How many lines in these entries contain the string "member"? Reply with the number alone.

[Images of pages and their text]

....

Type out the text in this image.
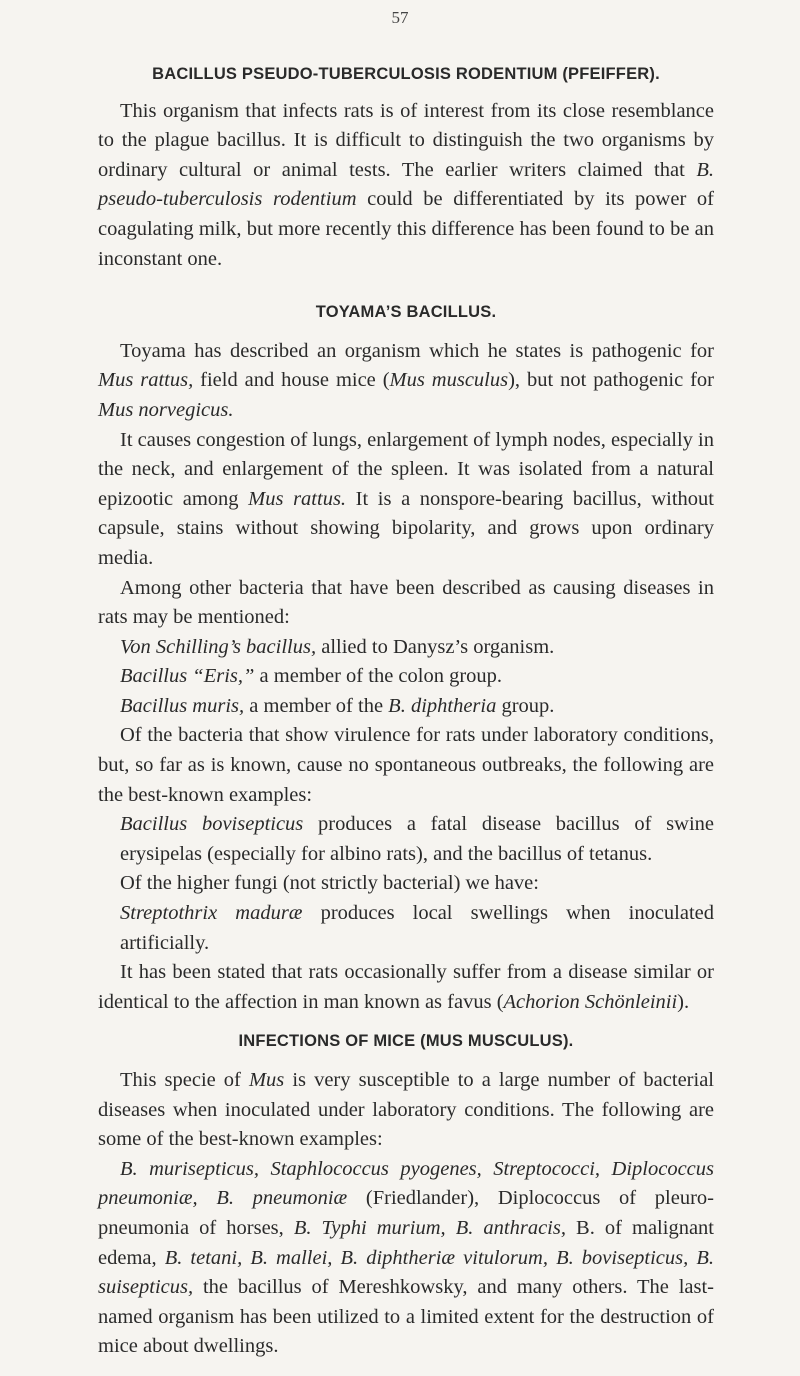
57
BACILLUS PSEUDO-TUBERCULOSIS RODENTIUM (PFEIFFER).

This organism that infects rats is of interest from its close resemblance to the plague bacillus. It is difficult to distinguish the two organisms by ordinary cultural or animal tests. The earlier writers claimed that B. pseudo-tuberculosis rodentium could be differentiated by its power of coagulating milk, but more recently this difference has been found to be an inconstant one.

TOYAMA’S BACILLUS.

Toyama has described an organism which he states is pathogenic for Mus rattus, field and house mice (Mus musculus), but not pathogenic for Mus norvegicus.

It causes congestion of lungs, enlargement of lymph nodes, especially in the neck, and enlargement of the spleen. It was isolated from a natural epizootic among Mus rattus. It is a nonspore-bearing bacillus, without capsule, stains without showing bipolarity, and grows upon ordinary media.

Among other bacteria that have been described as causing diseases in rats may be mentioned:

Von Schilling’s bacillus, allied to Danysz’s organism.

Bacillus “Eris,” a member of the colon group.

Bacillus muris, a member of the B. diphtheria group.

Of the bacteria that show virulence for rats under laboratory conditions, but, so far as is known, cause no spontaneous outbreaks, the following are the best-known examples:

Bacillus bovisepticus produces a fatal disease bacillus of swine erysipelas (especially for albino rats), and the bacillus of tetanus.

Of the higher fungi (not strictly bacterial) we have:

Streptothrix maduræ produces local swellings when inoculated artificially.

It has been stated that rats occasionally suffer from a disease similar or identical to the affection in man known as favus (Achorion Schönleinii).

INFECTIONS OF MICE (MUS MUSCULUS).

This specie of Mus is very susceptible to a large number of bacterial diseases when inoculated under laboratory conditions. The following are some of the best-known examples:

B. murisepticus, Staphlococcus pyogenes, Streptococci, Diplococcus pneumoniæ, B. pneumoniæ (Friedlander), Diplococcus of pleuro-pneumonia of horses, B. Typhi murium, B. anthracis, B. of malignant edema, B. tetani, B. mallei, B. diphtheriæ vitulorum, B. bovisepticus, B. suisepticus, the bacillus of Mereshkowsky, and many others. The last-named organism has been utilized to a limited extent for the destruction of mice about dwellings.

....

* _Result of the task_: 2